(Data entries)
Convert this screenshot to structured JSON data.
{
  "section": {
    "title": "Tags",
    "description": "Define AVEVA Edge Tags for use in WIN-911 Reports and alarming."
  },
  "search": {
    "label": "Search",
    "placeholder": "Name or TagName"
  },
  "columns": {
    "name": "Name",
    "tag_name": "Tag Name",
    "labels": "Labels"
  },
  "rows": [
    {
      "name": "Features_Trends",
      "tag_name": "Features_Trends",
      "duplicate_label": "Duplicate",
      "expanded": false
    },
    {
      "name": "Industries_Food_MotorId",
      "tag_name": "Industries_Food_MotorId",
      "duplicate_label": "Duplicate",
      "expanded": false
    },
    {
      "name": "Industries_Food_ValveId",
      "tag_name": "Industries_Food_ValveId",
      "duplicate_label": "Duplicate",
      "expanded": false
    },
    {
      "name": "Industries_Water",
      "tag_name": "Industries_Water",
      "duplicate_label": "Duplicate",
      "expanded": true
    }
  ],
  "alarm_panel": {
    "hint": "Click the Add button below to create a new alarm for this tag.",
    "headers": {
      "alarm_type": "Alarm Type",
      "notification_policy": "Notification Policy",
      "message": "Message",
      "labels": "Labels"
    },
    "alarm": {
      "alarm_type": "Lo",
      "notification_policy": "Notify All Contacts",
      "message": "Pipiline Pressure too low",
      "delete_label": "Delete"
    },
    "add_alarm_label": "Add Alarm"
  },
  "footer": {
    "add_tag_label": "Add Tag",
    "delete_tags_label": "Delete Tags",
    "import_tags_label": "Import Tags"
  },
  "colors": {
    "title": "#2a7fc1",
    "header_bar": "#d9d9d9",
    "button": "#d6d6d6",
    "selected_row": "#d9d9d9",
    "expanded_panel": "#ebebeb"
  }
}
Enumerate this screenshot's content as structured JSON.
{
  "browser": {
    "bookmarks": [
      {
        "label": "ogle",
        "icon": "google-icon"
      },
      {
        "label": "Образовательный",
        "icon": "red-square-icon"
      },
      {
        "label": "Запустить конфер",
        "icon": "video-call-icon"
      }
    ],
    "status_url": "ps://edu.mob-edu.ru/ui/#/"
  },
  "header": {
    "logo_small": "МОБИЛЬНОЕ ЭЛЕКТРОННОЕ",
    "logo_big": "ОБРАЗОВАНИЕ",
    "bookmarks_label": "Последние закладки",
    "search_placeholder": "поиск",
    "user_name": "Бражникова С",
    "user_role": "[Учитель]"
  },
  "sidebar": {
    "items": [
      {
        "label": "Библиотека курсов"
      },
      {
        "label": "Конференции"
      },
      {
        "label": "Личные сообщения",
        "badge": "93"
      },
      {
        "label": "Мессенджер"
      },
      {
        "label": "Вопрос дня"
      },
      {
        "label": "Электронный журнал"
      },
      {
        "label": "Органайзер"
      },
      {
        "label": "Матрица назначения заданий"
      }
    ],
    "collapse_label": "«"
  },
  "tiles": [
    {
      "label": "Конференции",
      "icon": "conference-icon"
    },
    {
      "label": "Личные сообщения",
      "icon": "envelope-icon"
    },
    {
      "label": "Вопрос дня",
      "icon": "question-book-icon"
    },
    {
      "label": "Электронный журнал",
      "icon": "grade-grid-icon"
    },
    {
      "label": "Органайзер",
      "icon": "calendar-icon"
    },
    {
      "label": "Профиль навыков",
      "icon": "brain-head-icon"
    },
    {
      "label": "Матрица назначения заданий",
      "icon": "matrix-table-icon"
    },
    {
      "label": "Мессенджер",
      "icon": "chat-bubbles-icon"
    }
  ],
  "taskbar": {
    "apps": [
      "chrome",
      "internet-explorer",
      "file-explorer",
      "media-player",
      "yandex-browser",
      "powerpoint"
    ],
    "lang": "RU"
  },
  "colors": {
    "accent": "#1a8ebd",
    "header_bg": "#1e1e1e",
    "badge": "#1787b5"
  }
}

## WHAT NEEDS TO BE DONE
All entries must be repeated verbatim.

## RESULT FOR THIS TASK
Convert this screenshot to structured JSON data.
{
  "section": {
    "title": "Tags",
    "description": "Define AVEVA Edge Tags for use in WIN-911 Reports and alarming."
  },
  "search": {
    "label": "Search",
    "placeholder": "Name or TagName"
  },
  "columns": {
    "name": "Name",
    "tag_name": "Tag Name",
    "labels": "Labels"
  },
  "rows": [
    {
      "name": "Features_Trends",
      "tag_name": "Features_Trends",
      "duplicate_label": "Duplicate",
      "expanded": false
    },
    {
      "name": "Industries_Food_MotorId",
      "tag_name": "Industries_Food_MotorId",
      "duplicate_label": "Duplicate",
      "expanded": false
    },
    {
      "name": "Industries_Food_ValveId",
      "tag_name": "Industries_Food_ValveId",
      "duplicate_label": "Duplicate",
      "expanded": false
    },
    {
      "name": "Industries_Water",
      "tag_name": "Industries_Water",
      "duplicate_label": "Duplicate",
      "expanded": true
    }
  ],
  "alarm_panel": {
    "hint": "Click the Add button below to create a new alarm for this tag.",
    "headers": {
      "alarm_type": "Alarm Type",
      "notification_policy": "Notification Policy",
      "message": "Message",
      "labels": "Labels"
    },
    "alarm": {
      "alarm_type": "Lo",
      "notification_policy": "Notify All Contacts",
      "message": "Pipiline Pressure too low",
      "delete_label": "Delete"
    },
    "add_alarm_label": "Add Alarm"
  },
  "footer": {
    "add_tag_label": "Add Tag",
    "delete_tags_label": "Delete Tags",
    "import_tags_label": "Import Tags"
  },
  "colors": {
    "title": "#2a7fc1",
    "header_bar": "#d9d9d9",
    "button": "#d6d6d6",
    "selected_row": "#d9d9d9",
    "expanded_panel": "#ebebeb"
  }
}
Enumerate this screenshot's content as structured JSON.
{
  "browser": {
    "bookmarks": [
      {
        "label": "ogle",
        "icon": "google-icon"
      },
      {
        "label": "Образовательный",
        "icon": "red-square-icon"
      },
      {
        "label": "Запустить конфер",
        "icon": "video-call-icon"
      }
    ],
    "status_url": "ps://edu.mob-edu.ru/ui/#/"
  },
  "header": {
    "logo_small": "МОБИЛЬНОЕ ЭЛЕКТРОННОЕ",
    "logo_big": "ОБРАЗОВАНИЕ",
    "bookmarks_label": "Последние закладки",
    "search_placeholder": "поиск",
    "user_name": "Бражникова С",
    "user_role": "[Учитель]"
  },
  "sidebar": {
    "items": [
      {
        "label": "Библиотека курсов"
      },
      {
        "label": "Конференции"
      },
      {
        "label": "Личные сообщения",
        "badge": "93"
      },
      {
        "label": "Мессенджер"
      },
      {
        "label": "Вопрос дня"
      },
      {
        "label": "Электронный журнал"
      },
      {
        "label": "Органайзер"
      },
      {
        "label": "Матрица назначения заданий"
      }
    ],
    "collapse_label": "«"
  },
  "tiles": [
    {
      "label": "Конференции",
      "icon": "conference-icon"
    },
    {
      "label": "Личные сообщения",
      "icon": "envelope-icon"
    },
    {
      "label": "Вопрос дня",
      "icon": "question-book-icon"
    },
    {
      "label": "Электронный журнал",
      "icon": "grade-grid-icon"
    },
    {
      "label": "Органайзер",
      "icon": "calendar-icon"
    },
    {
      "label": "Профиль навыков",
      "icon": "brain-head-icon"
    },
    {
      "label": "Матрица назначения заданий",
      "icon": "matrix-table-icon"
    },
    {
      "label": "Мессенджер",
      "icon": "chat-bubbles-icon"
    }
  ],
  "taskbar": {
    "apps": [
      "chrome",
      "internet-explorer",
      "file-explorer",
      "media-player",
      "yandex-browser",
      "powerpoint"
    ],
    "lang": "RU"
  },
  "colors": {
    "accent": "#1a8ebd",
    "header_bg": "#1e1e1e",
    "badge": "#1787b5"
  }
}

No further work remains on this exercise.